§ Entries provided
* * * * * * *

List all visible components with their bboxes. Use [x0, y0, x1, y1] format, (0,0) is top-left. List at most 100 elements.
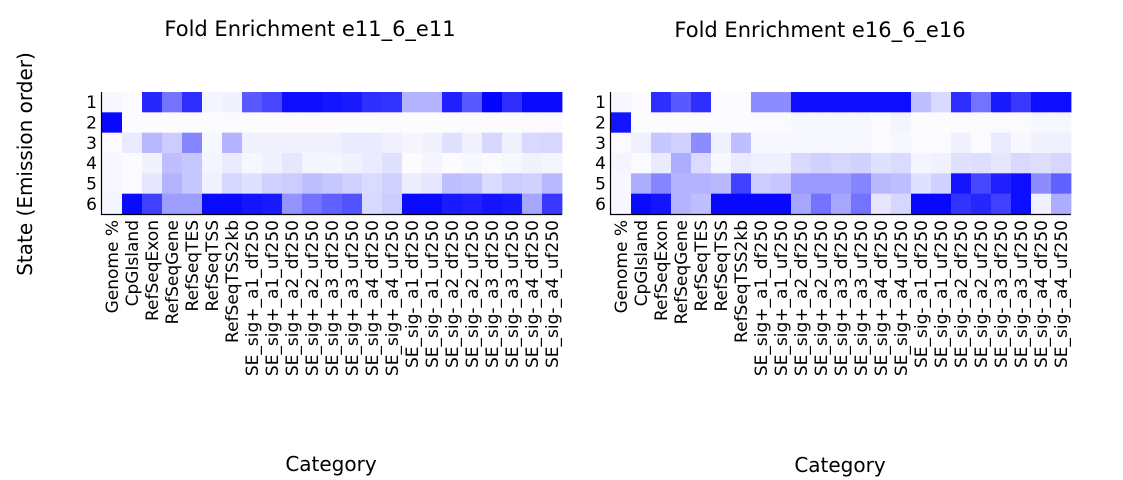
- heatmap-cell: [891, 132, 912, 154]
- heatmap-cell: [631, 173, 652, 195]
- heatmap-cell: [522, 92, 543, 113]
- y-tick-label: 6: [86, 195, 97, 215]
- heatmap-cell: [102, 132, 123, 154]
- heatmap-cell: [382, 112, 403, 134]
- x-tick-label: SE_sig+_a4_uf250: [892, 220, 912, 376]
- heatmap-cell: [651, 153, 672, 174]
- y-tick-label: 4: [86, 154, 97, 174]
- x-tick-label: SE_sig-_a3_df250: [483, 220, 503, 368]
- heatmap-cell: [751, 193, 772, 215]
- x-tick-label: SE_sig+_a2_uf250: [812, 220, 832, 376]
- heatmap-cell: [262, 173, 283, 195]
- heatmap-cell: [931, 153, 952, 174]
- heatmap-cell: [242, 132, 263, 154]
- x-tick-label: SE_sig-_a2_df250: [443, 220, 463, 368]
- heatmap-cell: [262, 153, 283, 174]
- heatmap-cell: [871, 173, 892, 195]
- heatmap-cell: [322, 112, 343, 134]
- heatmap-cell: [122, 112, 143, 134]
- heatmap-cell: [851, 132, 872, 154]
- heatmap-cell: [482, 173, 503, 195]
- heatmap-cell: [482, 112, 503, 134]
- heatmap-cell: [162, 173, 183, 195]
- x-tick-label: SE_sig-_a2_df250: [952, 220, 972, 368]
- heatmap-cell: [462, 173, 483, 195]
- heatmap-cell: [122, 132, 143, 154]
- heatmap-cell: [142, 132, 163, 154]
- heatmap-cell: [422, 173, 443, 195]
- heatmap-cell: [342, 193, 363, 215]
- heatmap-cell: [631, 92, 652, 113]
- heatmap-cell: [202, 112, 223, 134]
- heatmap-cell: [851, 193, 872, 215]
- heatmap-cell: [911, 132, 932, 154]
- heatmap-cell: [442, 92, 463, 113]
- heatmap-cell: [1031, 92, 1052, 113]
- heatmap-cell: [671, 193, 692, 215]
- x-tick-label: SE_sig-_a4_df250: [1032, 220, 1052, 368]
- y-tick-label: 3: [86, 134, 97, 154]
- heatmap-cell: [402, 173, 423, 195]
- heatmap-cell: [691, 173, 712, 195]
- heatmap-cell: [262, 193, 283, 215]
- heatmap-cell: [1031, 132, 1052, 154]
- heatmap-cell: [422, 132, 443, 154]
- heatmap-cell: [242, 193, 263, 215]
- heatmap-1-cells: [102, 92, 563, 215]
- heatmap-cell: [871, 132, 892, 154]
- heatmap-cell: [122, 153, 143, 174]
- heatmap-cell: [671, 132, 692, 154]
- heatmap-cell: [402, 153, 423, 174]
- heatmap-cell: [502, 173, 523, 195]
- heatmap-cell: [282, 153, 303, 174]
- heatmap-cell: [202, 193, 223, 215]
- heatmap-cell: [222, 112, 243, 134]
- heatmap-cell: [322, 132, 343, 154]
- y-tick-label: 3: [595, 134, 606, 154]
- heatmap-cell: [182, 193, 203, 215]
- x-tick-label: SE_sig+_a1_df250: [752, 220, 772, 376]
- heatmap-cell: [142, 112, 163, 134]
- heatmap-cell: [651, 193, 672, 215]
- heatmap-cell: [202, 173, 223, 195]
- heatmap-cell: [731, 92, 752, 113]
- heatmap-cell: [102, 92, 123, 113]
- heatmap-cell: [1011, 173, 1032, 195]
- heatmap-cell: [991, 112, 1012, 134]
- heatmap-cell: [342, 92, 363, 113]
- heatmap-cell: [811, 112, 832, 134]
- heatmap-cell: [382, 153, 403, 174]
- heatmap-cell: [711, 92, 732, 113]
- heatmap-cell: [482, 193, 503, 215]
- heatmap-cell: [891, 153, 912, 174]
- heatmap-cell: [382, 132, 403, 154]
- heatmap-cell: [871, 92, 892, 113]
- heatmap-cell: [731, 193, 752, 215]
- heatmap-cell: [542, 193, 563, 215]
- heatmap-cell: [542, 92, 563, 113]
- heatmap-cell: [651, 173, 672, 195]
- heatmap-cell: [691, 193, 712, 215]
- heatmap-cell: [142, 193, 163, 215]
- heatmap-cell: [751, 173, 772, 195]
- heatmap-cell: [542, 132, 563, 154]
- heatmap-cell: [1051, 193, 1072, 215]
- x-tick-label: RefSeqTSS2kb: [223, 220, 243, 343]
- heatmap-cell: [342, 132, 363, 154]
- heatmap-cell: [522, 112, 543, 134]
- x-tick-label: SE_sig-_a4_df250: [523, 220, 543, 368]
- heatmap-cell: [951, 173, 972, 195]
- heatmap-cell: [502, 92, 523, 113]
- heatmap-cell: [911, 173, 932, 195]
- heatmap-cell: [202, 153, 223, 174]
- heatmap-cell: [302, 153, 323, 174]
- heatmap-cell: [502, 132, 523, 154]
- heatmap-cell: [402, 193, 423, 215]
- x-tick-label: Genome %: [103, 220, 123, 313]
- x-tick-label: SE_sig+_a1_df250: [243, 220, 263, 376]
- heatmap-cell: [302, 173, 323, 195]
- figure-ylabel: State (Emission order): [13, 52, 37, 276]
- heatmap-cell: [342, 173, 363, 195]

* * * * * * *

§ What the task requires
The answer must be an exact restatement of all the records, with no pictures included.

§ Your response
List all visible components with their bboxes. Use [x0, y0, x1, y1] format, (0,0) is top-left. List at most 100 elements.
- heatmap-cell: [891, 132, 912, 154]
- heatmap-cell: [631, 173, 652, 195]
- heatmap-cell: [522, 92, 543, 113]
- y-tick-label: 6: [86, 195, 97, 215]
- heatmap-cell: [102, 132, 123, 154]
- heatmap-cell: [382, 112, 403, 134]
- x-tick-label: SE_sig+_a4_uf250: [892, 220, 912, 376]
- heatmap-cell: [651, 153, 672, 174]
- y-tick-label: 4: [86, 154, 97, 174]
- x-tick-label: SE_sig-_a3_df250: [483, 220, 503, 368]
- heatmap-cell: [751, 193, 772, 215]
- x-tick-label: SE_sig+_a2_uf250: [812, 220, 832, 376]
- heatmap-cell: [262, 173, 283, 195]
- heatmap-cell: [931, 153, 952, 174]
- heatmap-cell: [242, 132, 263, 154]
- x-tick-label: SE_sig-_a2_df250: [443, 220, 463, 368]
- heatmap-cell: [262, 153, 283, 174]
- heatmap-cell: [871, 173, 892, 195]
- heatmap-cell: [322, 112, 343, 134]
- heatmap-cell: [122, 112, 143, 134]
- heatmap-cell: [851, 132, 872, 154]
- heatmap-cell: [482, 173, 503, 195]
- heatmap-cell: [482, 112, 503, 134]
- heatmap-cell: [162, 173, 183, 195]
- x-tick-label: SE_sig-_a2_df250: [952, 220, 972, 368]
- heatmap-cell: [462, 173, 483, 195]
- heatmap-cell: [122, 132, 143, 154]
- heatmap-cell: [142, 132, 163, 154]
- heatmap-cell: [422, 173, 443, 195]
- heatmap-cell: [342, 193, 363, 215]
- heatmap-cell: [631, 92, 652, 113]
- heatmap-cell: [202, 112, 223, 134]
- heatmap-cell: [851, 193, 872, 215]
- heatmap-cell: [911, 132, 932, 154]
- heatmap-cell: [442, 92, 463, 113]
- heatmap-cell: [1031, 92, 1052, 113]
- heatmap-cell: [671, 193, 692, 215]
- x-tick-label: SE_sig-_a4_df250: [1032, 220, 1052, 368]
- y-tick-label: 3: [86, 134, 97, 154]
- heatmap-cell: [402, 173, 423, 195]
- heatmap-cell: [691, 173, 712, 195]
- heatmap-cell: [262, 193, 283, 215]
- heatmap-cell: [1031, 132, 1052, 154]
- heatmap-cell: [422, 132, 443, 154]
- heatmap-cell: [242, 193, 263, 215]
- heatmap-1-cells: [102, 92, 563, 215]
- heatmap-cell: [871, 132, 892, 154]
- heatmap-cell: [122, 153, 143, 174]
- heatmap-cell: [671, 132, 692, 154]
- heatmap-cell: [402, 153, 423, 174]
- heatmap-cell: [502, 173, 523, 195]
- heatmap-cell: [282, 153, 303, 174]
- heatmap-cell: [202, 193, 223, 215]
- heatmap-cell: [222, 112, 243, 134]
- heatmap-cell: [322, 132, 343, 154]
- y-tick-label: 3: [595, 134, 606, 154]
- heatmap-cell: [182, 193, 203, 215]
- x-tick-label: SE_sig+_a1_df250: [752, 220, 772, 376]
- heatmap-cell: [142, 112, 163, 134]
- heatmap-cell: [651, 193, 672, 215]
- heatmap-cell: [202, 173, 223, 195]
- heatmap-cell: [731, 92, 752, 113]
- heatmap-cell: [102, 92, 123, 113]
- heatmap-cell: [1011, 173, 1032, 195]
- heatmap-cell: [991, 112, 1012, 134]
- heatmap-cell: [342, 92, 363, 113]
- heatmap-cell: [811, 112, 832, 134]
- heatmap-cell: [382, 153, 403, 174]
- heatmap-cell: [711, 92, 732, 113]
- heatmap-cell: [482, 193, 503, 215]
- heatmap-cell: [891, 153, 912, 174]
- heatmap-cell: [382, 132, 403, 154]
- heatmap-cell: [871, 92, 892, 113]
- heatmap-cell: [731, 193, 752, 215]
- heatmap-cell: [542, 193, 563, 215]
- heatmap-cell: [542, 92, 563, 113]
- heatmap-cell: [651, 173, 672, 195]
- heatmap-cell: [691, 193, 712, 215]
- heatmap-cell: [142, 193, 163, 215]
- heatmap-cell: [751, 173, 772, 195]
- heatmap-cell: [542, 132, 563, 154]
- heatmap-cell: [1051, 193, 1072, 215]
- x-tick-label: RefSeqTSS2kb: [223, 220, 243, 343]
- heatmap-cell: [342, 132, 363, 154]
- heatmap-cell: [522, 112, 543, 134]
- x-tick-label: SE_sig-_a4_df250: [523, 220, 543, 368]
- heatmap-cell: [951, 173, 972, 195]
- heatmap-cell: [502, 92, 523, 113]
- heatmap-cell: [911, 173, 932, 195]
- heatmap-cell: [202, 153, 223, 174]
- heatmap-cell: [302, 153, 323, 174]
- heatmap-cell: [502, 132, 523, 154]
- heatmap-cell: [402, 193, 423, 215]
- x-tick-label: Genome %: [103, 220, 123, 313]
- x-tick-label: SE_sig+_a1_df250: [243, 220, 263, 376]
- heatmap-cell: [302, 173, 323, 195]
- figure-ylabel: State (Emission order): [13, 52, 37, 276]
- heatmap-cell: [342, 173, 363, 195]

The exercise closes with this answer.